[TASK BRIEF]
Rewrite everything in the EarthLink text from "Kelleher, however, has" down to "customers, Jaegers wrote.", replacing "undervalued" with "underpriced".

[TEXT]

"""

About a year ago, EarthLink announced that it would lower its dividend payment from 16 cents per share to five cents per share. EarthLink didn’t do so because the companies it acquired were losing money; they were actually producing free cash flow, according to Alterman.
“We felt there were opportunities to invest that cash flow in other acquisitions” that would produce a better return for the investors, he said.
EarthLink has paid out about $18 million in dividends over the first three quarters of the year. The reduction in dividends, though, may have alienated the type of investors who rely on a steady return on their investment in the form of quarterly dividend payments.
“Who you want to attract now” are investors that are interested in a company that is growing, said Dougherty & Co. senior research analyst Mark Kelleher in an interview.
EarthLink hasn’t “demonstrated they can knit this collection of companies together into a national platform and achieve that growth,” Kelleher said. “Growth investors haven’t quite discovered EarthLink. They still think it’s this sleepy company.”
Kelleher, however, has faith in EarthLink; he initiated coverage on the stock in September with a buy rating.
The stock is trading at three-and-a-half times earnings before interest, taxes, depreciation and amortization, and that matters because most comparable stocks are trading between six and 10 times EBITDA, the analyst said.
“It means they are undervalued,” Kelleher said. “They should be valued considerably higher than where they are.”
Risks and More M&A?
Still, EarthLink must prove itself and doesn’t have an easy road ahead. Some potential risks include problems integrating ITC^DeltaCom and One Communications as well as facing escalating competition from phone and cable companies for high-speed data customers, Jaegers wrote.
“One of the main risks that potential investors worry about is the fact that ELNK has built most of its business operations through acquisitions and management admits that they will continue to look at other local and regional fiber assets,” Jaegers wrote. “There is risk in ELNK’s strategy, but management has done a good job so far on integration.”
EarthLink has revealed it expected to incur about $30 million integrating ITC^DeltaCom and One Communications, and the company has recognized more than half of those expenses this year, Alterman said. The good news: The company already has achieved more than half of the forecasted $40 million in “synergies” or savings from the deals, and it revealed earlier this fall it’s likely it will yield even greater savings. The bulk of the remaining synergies relate to consolidating things like billing and customer provisioning systems and don’t predominantly concern reductions in staff, he said.
In spite of the recent acquisitions, EarthLink doesn’t have to worry about paying off a mountain of debt anytime soon. The company has total debt of $625 million yet the principal debt doesn’t have to be paid back over the next few years, Alterman said. Still, EarthLink is scheduled to pay a little more than $61 million in interest next year. The company, which brought home a third-quarter profit of $7.5 million or $0.07 per share on revenues of $357.3 million, is currently sitting on roughly $259 million in cash and equivalents.
EarthLink may well use cash or some other financing instrument to get even bigger. Asked what Huff has said about future M&A activity, Alterman responded: “They are not required for us to execute on our strategy but they are on the table.”
Wrote S&P Capital IQ analyst Kessler: “We expect the company to pursue further acquisitions to expand and fortify its networks and presence west of the Mississippi River.”

"""

[RECORD SET]
"""

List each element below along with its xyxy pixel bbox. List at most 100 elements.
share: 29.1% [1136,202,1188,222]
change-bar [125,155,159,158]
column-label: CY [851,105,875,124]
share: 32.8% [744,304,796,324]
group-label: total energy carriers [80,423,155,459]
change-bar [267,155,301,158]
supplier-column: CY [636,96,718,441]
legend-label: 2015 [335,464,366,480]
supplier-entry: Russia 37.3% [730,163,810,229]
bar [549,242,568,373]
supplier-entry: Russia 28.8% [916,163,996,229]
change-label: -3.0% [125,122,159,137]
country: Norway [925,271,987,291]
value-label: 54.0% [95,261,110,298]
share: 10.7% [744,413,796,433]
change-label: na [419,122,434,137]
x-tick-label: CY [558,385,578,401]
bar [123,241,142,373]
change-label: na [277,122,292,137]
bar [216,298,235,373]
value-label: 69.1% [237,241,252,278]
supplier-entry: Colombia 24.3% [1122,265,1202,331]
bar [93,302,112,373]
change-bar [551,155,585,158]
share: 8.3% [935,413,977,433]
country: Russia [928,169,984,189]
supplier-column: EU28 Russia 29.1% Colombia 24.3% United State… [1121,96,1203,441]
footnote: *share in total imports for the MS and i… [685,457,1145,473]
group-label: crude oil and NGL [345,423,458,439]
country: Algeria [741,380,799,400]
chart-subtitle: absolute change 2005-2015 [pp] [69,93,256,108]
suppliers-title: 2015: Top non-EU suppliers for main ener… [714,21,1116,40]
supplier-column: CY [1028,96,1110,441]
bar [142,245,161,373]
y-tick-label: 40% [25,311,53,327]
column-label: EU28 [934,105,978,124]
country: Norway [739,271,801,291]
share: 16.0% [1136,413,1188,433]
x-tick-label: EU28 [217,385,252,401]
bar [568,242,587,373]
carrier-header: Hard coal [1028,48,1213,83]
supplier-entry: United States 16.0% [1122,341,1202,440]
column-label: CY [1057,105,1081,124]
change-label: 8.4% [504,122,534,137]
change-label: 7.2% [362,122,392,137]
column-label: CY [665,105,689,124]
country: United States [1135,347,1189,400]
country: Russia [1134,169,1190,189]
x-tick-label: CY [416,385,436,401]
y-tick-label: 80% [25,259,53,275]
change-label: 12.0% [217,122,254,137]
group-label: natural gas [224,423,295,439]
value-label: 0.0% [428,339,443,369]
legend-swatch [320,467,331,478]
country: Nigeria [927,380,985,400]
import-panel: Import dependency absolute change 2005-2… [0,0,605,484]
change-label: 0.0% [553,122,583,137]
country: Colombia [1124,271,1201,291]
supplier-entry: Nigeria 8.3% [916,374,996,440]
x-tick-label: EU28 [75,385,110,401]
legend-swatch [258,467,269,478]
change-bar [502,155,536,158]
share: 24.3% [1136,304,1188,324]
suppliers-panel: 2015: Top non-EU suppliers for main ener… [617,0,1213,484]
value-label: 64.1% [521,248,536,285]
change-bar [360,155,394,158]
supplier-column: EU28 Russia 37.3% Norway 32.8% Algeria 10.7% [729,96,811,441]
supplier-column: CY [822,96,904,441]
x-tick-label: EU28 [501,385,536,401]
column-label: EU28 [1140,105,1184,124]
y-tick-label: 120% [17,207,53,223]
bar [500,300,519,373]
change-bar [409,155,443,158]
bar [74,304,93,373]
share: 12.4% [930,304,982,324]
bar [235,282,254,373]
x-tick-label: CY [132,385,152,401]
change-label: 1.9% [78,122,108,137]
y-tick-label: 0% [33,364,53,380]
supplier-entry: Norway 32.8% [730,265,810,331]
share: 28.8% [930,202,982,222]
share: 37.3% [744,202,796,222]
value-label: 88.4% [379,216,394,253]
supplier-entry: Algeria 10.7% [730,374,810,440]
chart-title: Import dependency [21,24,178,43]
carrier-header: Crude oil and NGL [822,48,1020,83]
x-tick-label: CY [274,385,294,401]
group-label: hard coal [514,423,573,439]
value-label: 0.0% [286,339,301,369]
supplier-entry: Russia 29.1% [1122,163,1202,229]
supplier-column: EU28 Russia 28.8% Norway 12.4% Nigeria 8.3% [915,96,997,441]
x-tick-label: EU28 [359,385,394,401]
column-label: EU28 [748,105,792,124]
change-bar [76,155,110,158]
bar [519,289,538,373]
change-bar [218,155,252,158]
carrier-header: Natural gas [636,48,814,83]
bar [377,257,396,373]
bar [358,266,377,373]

"""

[ANSWER TO THIS PROBLEM]
Kelleher, however, has faith in EarthLink; he initiated coverage on the stock in September with a buy rating.
The stock is trading at three-and-a-half times earnings before interest, taxes, depreciation and amortization, and that matters because most comparable stocks are trading between six and 10 times EBITDA, the analyst said.
“It means they are underpriced,” Kelleher said. “They should be valued considerably higher than where they are.”
Risks and More M&A?
Still, EarthLink must prove itself and doesn’t have an easy road ahead. Some potential risks include problems integrating ITC^DeltaCom and One Communications as well as facing escalating competition from phone and cable companies for high-speed data customers, Jaegers wrote.